:: OBJECTIVE ::
Reproduce the whole listing, character for character.

:: TASK INPUT ::
┄┄┄┄┄┄┄┄┄┄
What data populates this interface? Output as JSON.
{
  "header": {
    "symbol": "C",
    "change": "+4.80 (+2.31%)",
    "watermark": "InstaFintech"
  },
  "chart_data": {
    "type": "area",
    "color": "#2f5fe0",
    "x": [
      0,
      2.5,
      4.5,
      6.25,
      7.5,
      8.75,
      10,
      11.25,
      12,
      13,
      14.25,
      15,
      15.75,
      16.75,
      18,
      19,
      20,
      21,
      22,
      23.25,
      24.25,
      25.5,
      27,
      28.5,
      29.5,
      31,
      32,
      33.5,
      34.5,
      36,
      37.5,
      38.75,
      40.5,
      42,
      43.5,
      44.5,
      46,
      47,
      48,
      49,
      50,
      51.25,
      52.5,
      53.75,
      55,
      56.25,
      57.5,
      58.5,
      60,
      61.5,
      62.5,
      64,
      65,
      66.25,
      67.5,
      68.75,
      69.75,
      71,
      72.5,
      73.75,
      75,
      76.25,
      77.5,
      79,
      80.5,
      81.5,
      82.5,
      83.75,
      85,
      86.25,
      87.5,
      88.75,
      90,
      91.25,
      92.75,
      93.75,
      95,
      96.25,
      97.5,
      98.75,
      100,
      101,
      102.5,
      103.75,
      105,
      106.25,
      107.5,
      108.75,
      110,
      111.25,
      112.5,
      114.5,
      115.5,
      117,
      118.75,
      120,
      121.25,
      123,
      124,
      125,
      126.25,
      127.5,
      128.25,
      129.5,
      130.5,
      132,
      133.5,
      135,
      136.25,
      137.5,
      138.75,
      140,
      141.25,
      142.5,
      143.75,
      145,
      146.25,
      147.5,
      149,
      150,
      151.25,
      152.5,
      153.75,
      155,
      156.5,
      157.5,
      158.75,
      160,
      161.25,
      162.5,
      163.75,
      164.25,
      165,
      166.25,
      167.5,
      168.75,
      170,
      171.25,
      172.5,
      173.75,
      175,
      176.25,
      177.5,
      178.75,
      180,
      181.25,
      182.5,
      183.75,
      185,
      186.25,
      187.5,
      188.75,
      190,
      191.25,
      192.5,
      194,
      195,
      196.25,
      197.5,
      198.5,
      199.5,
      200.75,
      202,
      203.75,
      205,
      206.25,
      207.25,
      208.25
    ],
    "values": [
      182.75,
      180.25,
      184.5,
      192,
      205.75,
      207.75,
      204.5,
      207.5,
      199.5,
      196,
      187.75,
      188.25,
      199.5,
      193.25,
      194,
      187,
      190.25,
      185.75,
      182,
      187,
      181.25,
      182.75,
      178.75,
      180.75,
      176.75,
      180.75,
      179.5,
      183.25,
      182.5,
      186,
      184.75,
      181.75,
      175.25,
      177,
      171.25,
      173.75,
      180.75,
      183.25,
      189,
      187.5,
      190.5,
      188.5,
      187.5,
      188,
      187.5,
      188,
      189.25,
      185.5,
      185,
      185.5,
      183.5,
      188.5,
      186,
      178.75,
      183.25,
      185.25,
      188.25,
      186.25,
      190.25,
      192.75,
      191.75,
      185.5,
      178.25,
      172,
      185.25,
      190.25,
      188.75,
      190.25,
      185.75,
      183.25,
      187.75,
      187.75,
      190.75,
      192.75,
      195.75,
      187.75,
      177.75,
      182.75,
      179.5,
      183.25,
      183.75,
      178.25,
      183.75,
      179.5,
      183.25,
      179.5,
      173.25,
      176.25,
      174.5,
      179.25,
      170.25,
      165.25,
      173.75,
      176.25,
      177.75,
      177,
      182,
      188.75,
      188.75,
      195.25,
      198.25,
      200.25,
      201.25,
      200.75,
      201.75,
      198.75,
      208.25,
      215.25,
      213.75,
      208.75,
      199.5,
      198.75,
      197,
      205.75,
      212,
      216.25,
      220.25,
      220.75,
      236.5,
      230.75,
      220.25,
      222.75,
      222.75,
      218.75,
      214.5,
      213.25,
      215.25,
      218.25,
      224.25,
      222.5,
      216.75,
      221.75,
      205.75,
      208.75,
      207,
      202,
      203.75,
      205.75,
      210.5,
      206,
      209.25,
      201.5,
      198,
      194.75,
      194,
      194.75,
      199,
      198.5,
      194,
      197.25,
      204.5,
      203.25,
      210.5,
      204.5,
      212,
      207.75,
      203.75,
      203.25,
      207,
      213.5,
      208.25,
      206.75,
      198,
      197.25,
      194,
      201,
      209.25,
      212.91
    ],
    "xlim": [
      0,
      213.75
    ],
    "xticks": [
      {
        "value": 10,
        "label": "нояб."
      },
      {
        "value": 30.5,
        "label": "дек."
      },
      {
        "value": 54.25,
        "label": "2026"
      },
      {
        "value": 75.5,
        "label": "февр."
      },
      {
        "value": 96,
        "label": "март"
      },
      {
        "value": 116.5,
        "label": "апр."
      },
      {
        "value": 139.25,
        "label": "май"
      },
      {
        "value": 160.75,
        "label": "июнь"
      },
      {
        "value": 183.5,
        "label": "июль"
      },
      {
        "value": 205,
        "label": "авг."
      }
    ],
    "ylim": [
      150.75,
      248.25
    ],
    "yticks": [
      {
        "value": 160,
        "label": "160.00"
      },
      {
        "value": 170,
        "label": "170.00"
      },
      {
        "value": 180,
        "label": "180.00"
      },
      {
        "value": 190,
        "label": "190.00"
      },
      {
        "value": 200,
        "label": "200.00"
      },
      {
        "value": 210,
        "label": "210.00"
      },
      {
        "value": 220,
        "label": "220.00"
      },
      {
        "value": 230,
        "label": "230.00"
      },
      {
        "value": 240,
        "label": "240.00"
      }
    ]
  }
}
┄┄┄┄┄┄┄┄┄┄
:: FINAL RESULT ::
What data populates this interface? Output as JSON.
{
  "header": {
    "symbol": "C",
    "change": "+4.80 (+2.31%)",
    "watermark": "InstaFintech"
  },
  "chart_data": {
    "type": "area",
    "color": "#2f5fe0",
    "x": [
      0,
      2.5,
      4.5,
      6.25,
      7.5,
      8.75,
      10,
      11.25,
      12,
      13,
      14.25,
      15,
      15.75,
      16.75,
      18,
      19,
      20,
      21,
      22,
      23.25,
      24.25,
      25.5,
      27,
      28.5,
      29.5,
      31,
      32,
      33.5,
      34.5,
      36,
      37.5,
      38.75,
      40.5,
      42,
      43.5,
      44.5,
      46,
      47,
      48,
      49,
      50,
      51.25,
      52.5,
      53.75,
      55,
      56.25,
      57.5,
      58.5,
      60,
      61.5,
      62.5,
      64,
      65,
      66.25,
      67.5,
      68.75,
      69.75,
      71,
      72.5,
      73.75,
      75,
      76.25,
      77.5,
      79,
      80.5,
      81.5,
      82.5,
      83.75,
      85,
      86.25,
      87.5,
      88.75,
      90,
      91.25,
      92.75,
      93.75,
      95,
      96.25,
      97.5,
      98.75,
      100,
      101,
      102.5,
      103.75,
      105,
      106.25,
      107.5,
      108.75,
      110,
      111.25,
      112.5,
      114.5,
      115.5,
      117,
      118.75,
      120,
      121.25,
      123,
      124,
      125,
      126.25,
      127.5,
      128.25,
      129.5,
      130.5,
      132,
      133.5,
      135,
      136.25,
      137.5,
      138.75,
      140,
      141.25,
      142.5,
      143.75,
      145,
      146.25,
      147.5,
      149,
      150,
      151.25,
      152.5,
      153.75,
      155,
      156.5,
      157.5,
      158.75,
      160,
      161.25,
      162.5,
      163.75,
      164.25,
      165,
      166.25,
      167.5,
      168.75,
      170,
      171.25,
      172.5,
      173.75,
      175,
      176.25,
      177.5,
      178.75,
      180,
      181.25,
      182.5,
      183.75,
      185,
      186.25,
      187.5,
      188.75,
      190,
      191.25,
      192.5,
      194,
      195,
      196.25,
      197.5,
      198.5,
      199.5,
      200.75,
      202,
      203.75,
      205,
      206.25,
      207.25,
      208.25
    ],
    "values": [
      182.75,
      180.25,
      184.5,
      192,
      205.75,
      207.75,
      204.5,
      207.5,
      199.5,
      196,
      187.75,
      188.25,
      199.5,
      193.25,
      194,
      187,
      190.25,
      185.75,
      182,
      187,
      181.25,
      182.75,
      178.75,
      180.75,
      176.75,
      180.75,
      179.5,
      183.25,
      182.5,
      186,
      184.75,
      181.75,
      175.25,
      177,
      171.25,
      173.75,
      180.75,
      183.25,
      189,
      187.5,
      190.5,
      188.5,
      187.5,
      188,
      187.5,
      188,
      189.25,
      185.5,
      185,
      185.5,
      183.5,
      188.5,
      186,
      178.75,
      183.25,
      185.25,
      188.25,
      186.25,
      190.25,
      192.75,
      191.75,
      185.5,
      178.25,
      172,
      185.25,
      190.25,
      188.75,
      190.25,
      185.75,
      183.25,
      187.75,
      187.75,
      190.75,
      192.75,
      195.75,
      187.75,
      177.75,
      182.75,
      179.5,
      183.25,
      183.75,
      178.25,
      183.75,
      179.5,
      183.25,
      179.5,
      173.25,
      176.25,
      174.5,
      179.25,
      170.25,
      165.25,
      173.75,
      176.25,
      177.75,
      177,
      182,
      188.75,
      188.75,
      195.25,
      198.25,
      200.25,
      201.25,
      200.75,
      201.75,
      198.75,
      208.25,
      215.25,
      213.75,
      208.75,
      199.5,
      198.75,
      197,
      205.75,
      212,
      216.25,
      220.25,
      220.75,
      236.5,
      230.75,
      220.25,
      222.75,
      222.75,
      218.75,
      214.5,
      213.25,
      215.25,
      218.25,
      224.25,
      222.5,
      216.75,
      221.75,
      205.75,
      208.75,
      207,
      202,
      203.75,
      205.75,
      210.5,
      206,
      209.25,
      201.5,
      198,
      194.75,
      194,
      194.75,
      199,
      198.5,
      194,
      197.25,
      204.5,
      203.25,
      210.5,
      204.5,
      212,
      207.75,
      203.75,
      203.25,
      207,
      213.5,
      208.25,
      206.75,
      198,
      197.25,
      194,
      201,
      209.25,
      212.91
    ],
    "xlim": [
      0,
      213.75
    ],
    "xticks": [
      {
        "value": 10,
        "label": "нояб."
      },
      {
        "value": 30.5,
        "label": "дек."
      },
      {
        "value": 54.25,
        "label": "2026"
      },
      {
        "value": 75.5,
        "label": "февр."
      },
      {
        "value": 96,
        "label": "март"
      },
      {
        "value": 116.5,
        "label": "апр."
      },
      {
        "value": 139.25,
        "label": "май"
      },
      {
        "value": 160.75,
        "label": "июнь"
      },
      {
        "value": 183.5,
        "label": "июль"
      },
      {
        "value": 205,
        "label": "авг."
      }
    ],
    "ylim": [
      150.75,
      248.25
    ],
    "yticks": [
      {
        "value": 160,
        "label": "160.00"
      },
      {
        "value": 170,
        "label": "170.00"
      },
      {
        "value": 180,
        "label": "180.00"
      },
      {
        "value": 190,
        "label": "190.00"
      },
      {
        "value": 200,
        "label": "200.00"
      },
      {
        "value": 210,
        "label": "210.00"
      },
      {
        "value": 220,
        "label": "220.00"
      },
      {
        "value": 230,
        "label": "230.00"
      },
      {
        "value": 240,
        "label": "240.00"
      }
    ]
  }
}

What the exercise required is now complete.